**What to produce:** Return the lines starting at "Give me the" and ending at "133, 406, 158]", with both of those lines included and everything reproduced verbatim.

**Given records:**
— begin —

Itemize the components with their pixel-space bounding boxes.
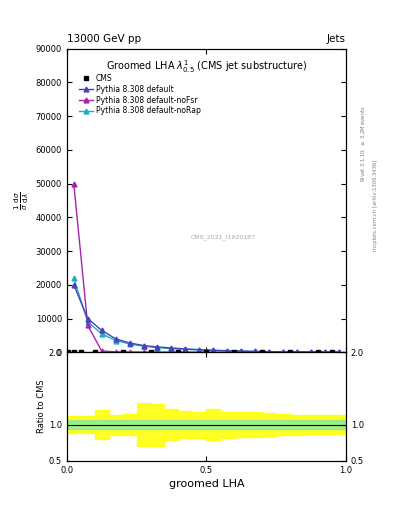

— end —
— begin —

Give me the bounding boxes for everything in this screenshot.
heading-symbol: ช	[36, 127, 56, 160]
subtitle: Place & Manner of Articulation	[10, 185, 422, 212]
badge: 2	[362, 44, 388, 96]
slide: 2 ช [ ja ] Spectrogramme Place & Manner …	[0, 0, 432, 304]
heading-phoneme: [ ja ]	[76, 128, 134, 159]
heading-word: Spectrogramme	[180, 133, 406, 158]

— end —
— begin —

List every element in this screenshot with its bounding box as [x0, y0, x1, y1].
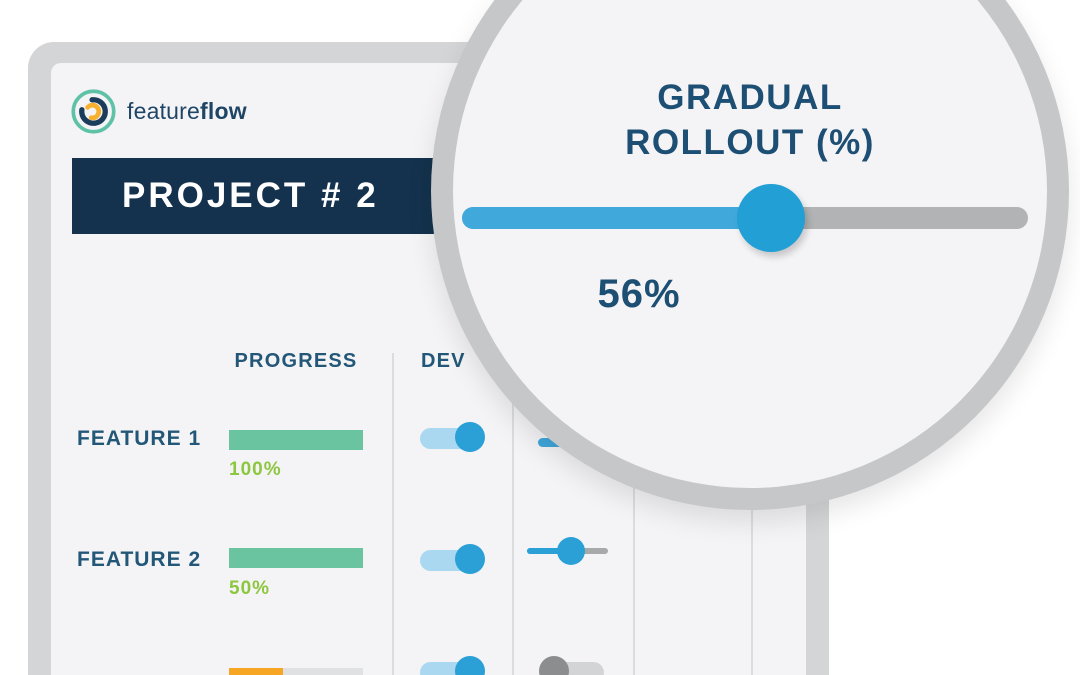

— end —

**Expected answer:**
Give me the bounding boxes for everything in this screenshot.
heading-symbol: ช	[36, 127, 56, 160]
subtitle: Place & Manner of Articulation	[10, 185, 422, 212]
badge: 2	[362, 44, 388, 96]
slide: 2 ช [ ja ] Spectrogramme Place & Manner …	[0, 0, 432, 304]
heading-phoneme: [ ja ]	[76, 128, 134, 159]
heading-word: Spectrogramme	[180, 133, 406, 158]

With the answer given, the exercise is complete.